-- Start of Dataset extract --

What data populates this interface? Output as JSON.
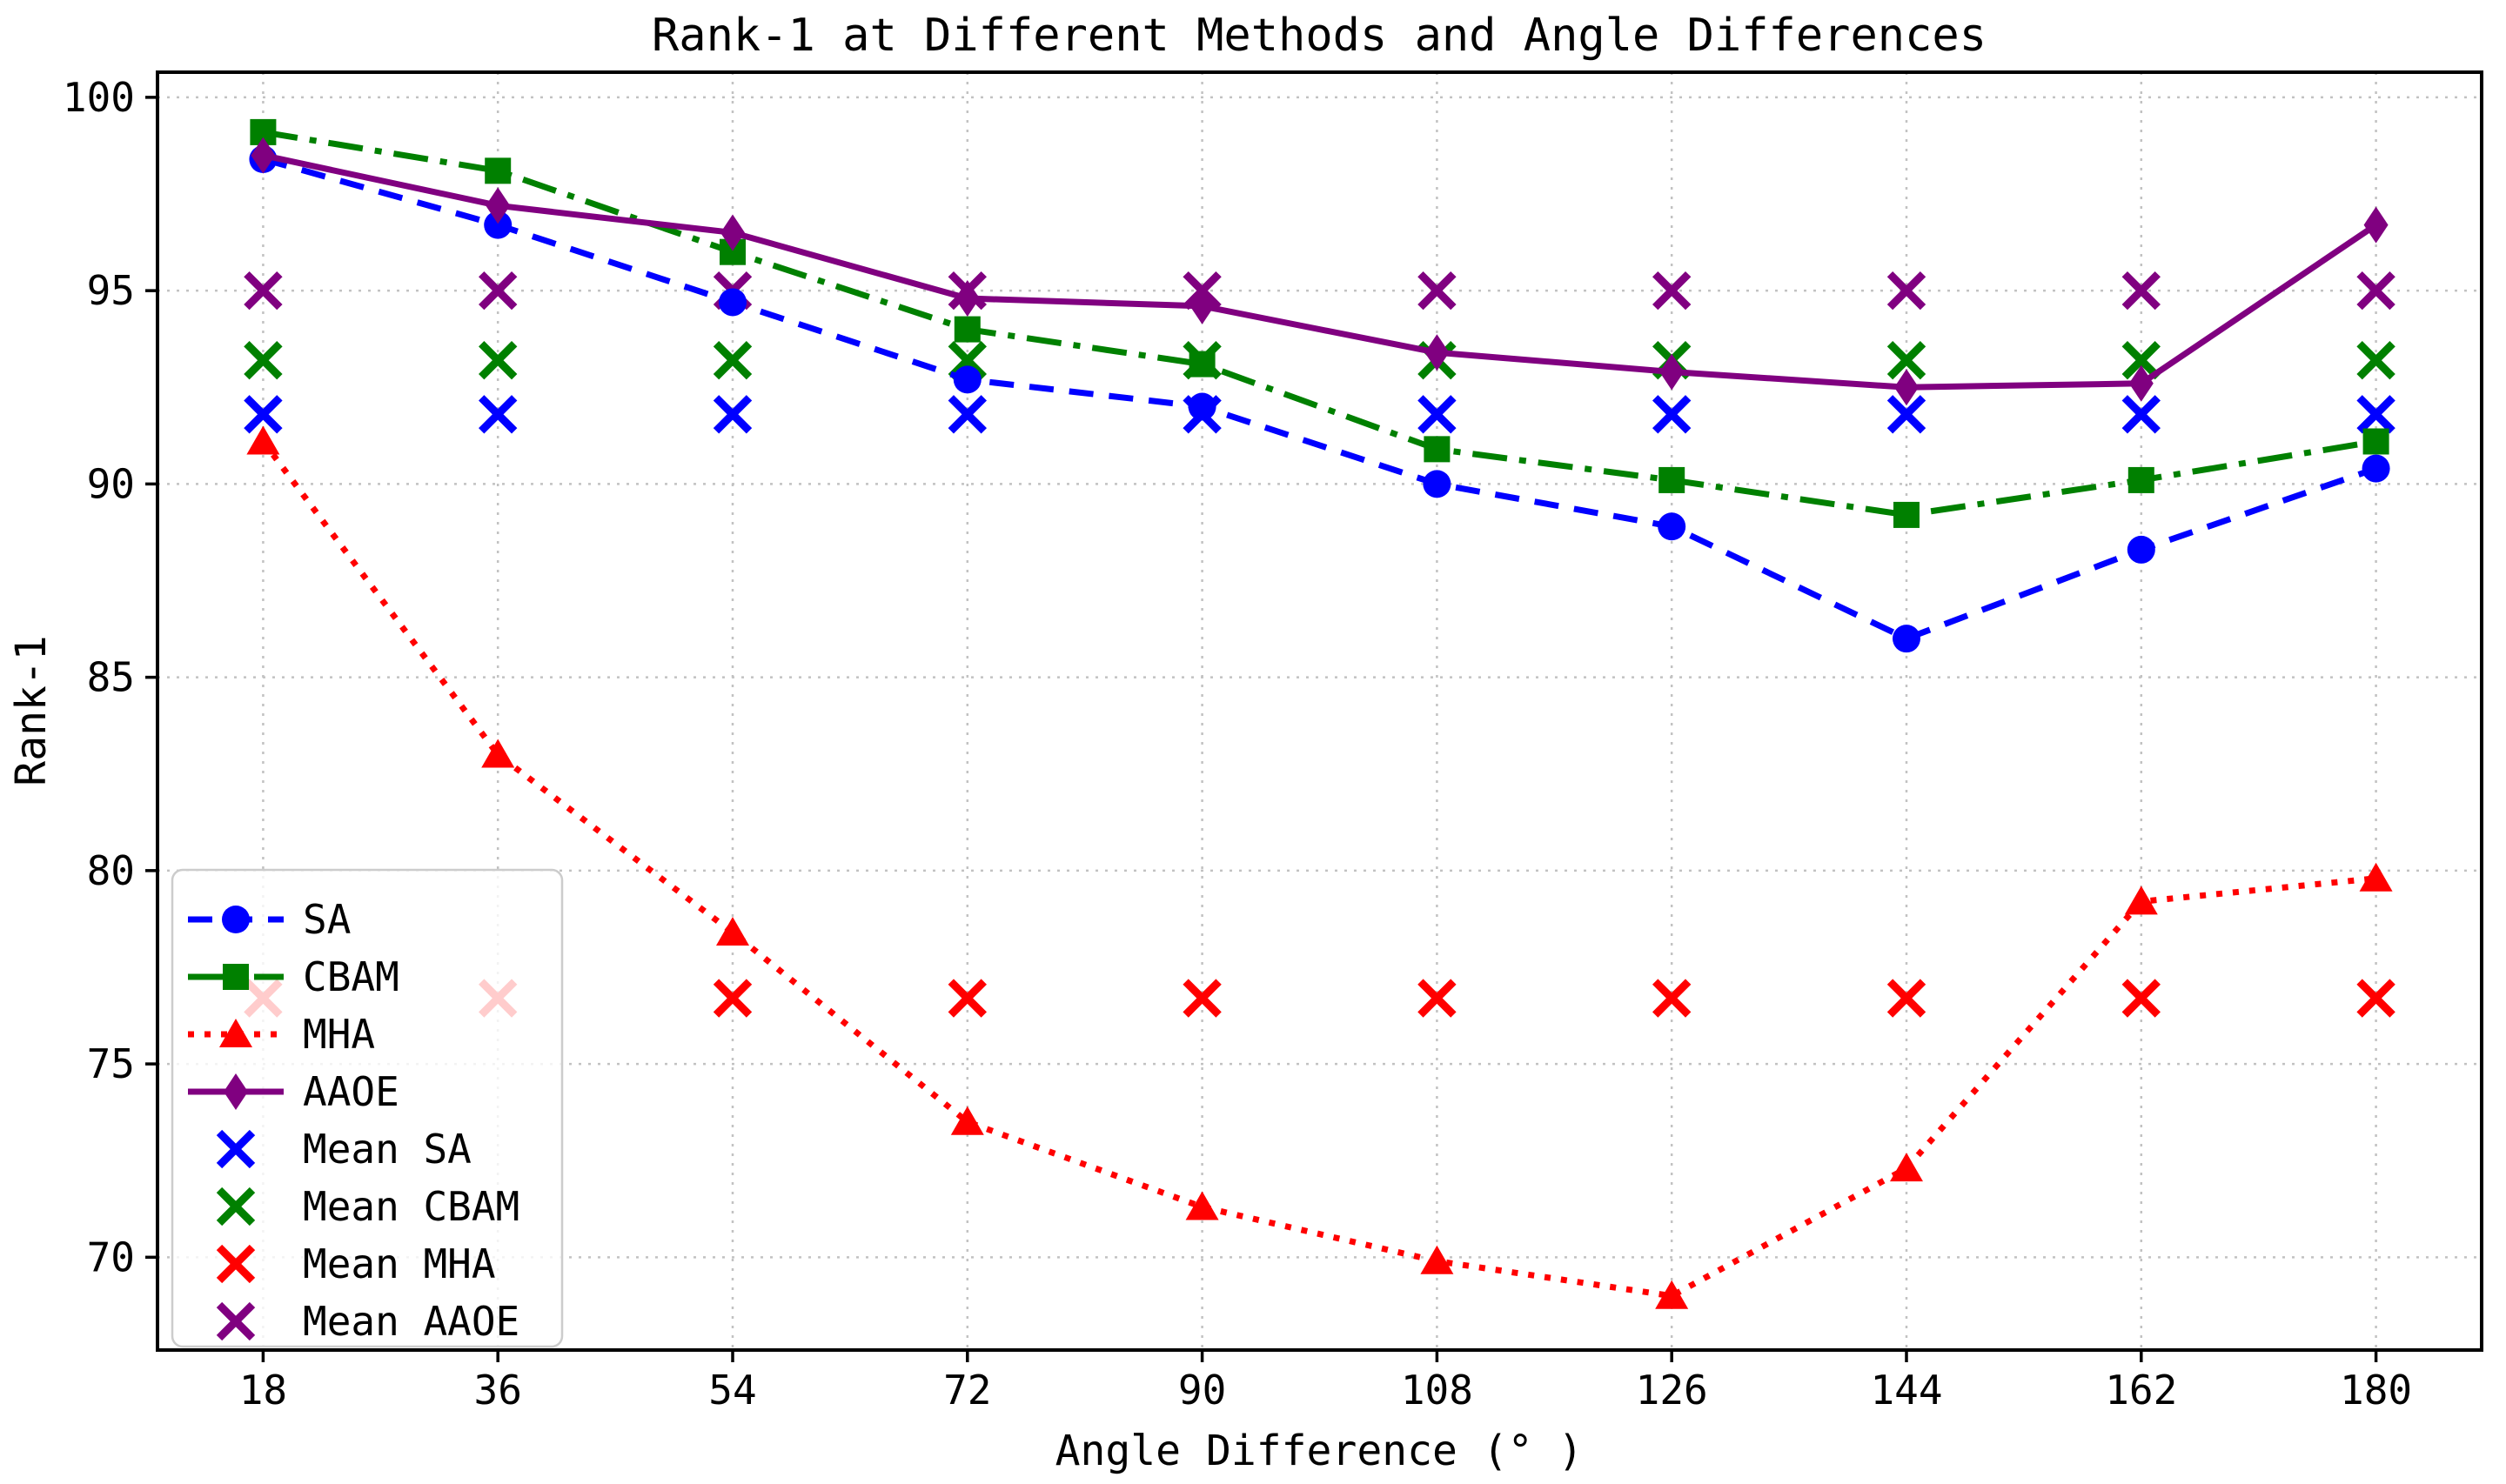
{
  "page": {
    "background": "#ffffff"
  },
  "chart_data": {
    "type": "line",
    "title": "Rank-1 at Different Methods and Angle Differences",
    "xlabel": "Angle Difference (° )",
    "ylabel": "Rank-1",
    "x": [
      18,
      36,
      54,
      72,
      90,
      108,
      126,
      144,
      162,
      180
    ],
    "xtick_labels": [
      "18",
      "36",
      "54",
      "72",
      "90",
      "108",
      "126",
      "144",
      "162",
      "180"
    ],
    "yticks": [
      70,
      75,
      80,
      85,
      90,
      95,
      100
    ],
    "ytick_labels": [
      "70",
      "75",
      "80",
      "85",
      "90",
      "95",
      "100"
    ],
    "xlim": [
      9.9,
      188.1
    ],
    "ylim": [
      67.6,
      100.65
    ],
    "grid": true,
    "grid_style": "dotted",
    "grid_color": "#c2c2c2",
    "axis_color": "#000000",
    "legend_position": "lower-left",
    "legend_border_color": "#cccccc",
    "legend_background": "rgba(255,255,255,0.8)",
    "series": [
      {
        "name": "SA",
        "color": "#0000ff",
        "linestyle": "dashed",
        "marker": "circle",
        "values": [
          98.4,
          96.7,
          94.7,
          92.7,
          92.0,
          90.0,
          88.9,
          86.0,
          88.3,
          90.4
        ]
      },
      {
        "name": "CBAM",
        "color": "#008000",
        "linestyle": "dashdot",
        "marker": "square",
        "values": [
          99.1,
          98.1,
          96.0,
          94.0,
          93.1,
          90.9,
          90.1,
          89.2,
          90.1,
          91.1
        ]
      },
      {
        "name": "MHA",
        "color": "#ff0000",
        "linestyle": "dotted",
        "marker": "triangle",
        "values": [
          91.1,
          83.0,
          78.4,
          73.5,
          71.3,
          69.9,
          69.0,
          72.3,
          79.2,
          79.8
        ]
      },
      {
        "name": "AAOE",
        "color": "#800080",
        "linestyle": "solid",
        "marker": "diamond",
        "values": [
          98.5,
          97.2,
          96.5,
          94.8,
          94.6,
          93.4,
          92.9,
          92.5,
          92.6,
          96.7
        ]
      }
    ],
    "mean_series": [
      {
        "name": "Mean SA",
        "color": "#0000ff",
        "marker": "x",
        "value": 91.8
      },
      {
        "name": "Mean CBAM",
        "color": "#008000",
        "marker": "x",
        "value": 93.2
      },
      {
        "name": "Mean MHA",
        "color": "#ff0000",
        "marker": "x",
        "value": 76.7
      },
      {
        "name": "Mean AAOE",
        "color": "#800080",
        "marker": "x",
        "value": 95.0
      }
    ]
  }
}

-- End of Dataset extract --

Each record above should be copied character for character, with pictures dropped.

- Task answer:
What data populates this interface? Output as JSON.
{
  "page": {
    "background": "#ffffff"
  },
  "chart_data": {
    "type": "line",
    "title": "Rank-1 at Different Methods and Angle Differences",
    "xlabel": "Angle Difference (° )",
    "ylabel": "Rank-1",
    "x": [
      18,
      36,
      54,
      72,
      90,
      108,
      126,
      144,
      162,
      180
    ],
    "xtick_labels": [
      "18",
      "36",
      "54",
      "72",
      "90",
      "108",
      "126",
      "144",
      "162",
      "180"
    ],
    "yticks": [
      70,
      75,
      80,
      85,
      90,
      95,
      100
    ],
    "ytick_labels": [
      "70",
      "75",
      "80",
      "85",
      "90",
      "95",
      "100"
    ],
    "xlim": [
      9.9,
      188.1
    ],
    "ylim": [
      67.6,
      100.65
    ],
    "grid": true,
    "grid_style": "dotted",
    "grid_color": "#c2c2c2",
    "axis_color": "#000000",
    "legend_position": "lower-left",
    "legend_border_color": "#cccccc",
    "legend_background": "rgba(255,255,255,0.8)",
    "series": [
      {
        "name": "SA",
        "color": "#0000ff",
        "linestyle": "dashed",
        "marker": "circle",
        "values": [
          98.4,
          96.7,
          94.7,
          92.7,
          92.0,
          90.0,
          88.9,
          86.0,
          88.3,
          90.4
        ]
      },
      {
        "name": "CBAM",
        "color": "#008000",
        "linestyle": "dashdot",
        "marker": "square",
        "values": [
          99.1,
          98.1,
          96.0,
          94.0,
          93.1,
          90.9,
          90.1,
          89.2,
          90.1,
          91.1
        ]
      },
      {
        "name": "MHA",
        "color": "#ff0000",
        "linestyle": "dotted",
        "marker": "triangle",
        "values": [
          91.1,
          83.0,
          78.4,
          73.5,
          71.3,
          69.9,
          69.0,
          72.3,
          79.2,
          79.8
        ]
      },
      {
        "name": "AAOE",
        "color": "#800080",
        "linestyle": "solid",
        "marker": "diamond",
        "values": [
          98.5,
          97.2,
          96.5,
          94.8,
          94.6,
          93.4,
          92.9,
          92.5,
          92.6,
          96.7
        ]
      }
    ],
    "mean_series": [
      {
        "name": "Mean SA",
        "color": "#0000ff",
        "marker": "x",
        "value": 91.8
      },
      {
        "name": "Mean CBAM",
        "color": "#008000",
        "marker": "x",
        "value": 93.2
      },
      {
        "name": "Mean MHA",
        "color": "#ff0000",
        "marker": "x",
        "value": 76.7
      },
      {
        "name": "Mean AAOE",
        "color": "#800080",
        "marker": "x",
        "value": 95.0
      }
    ]
  }
}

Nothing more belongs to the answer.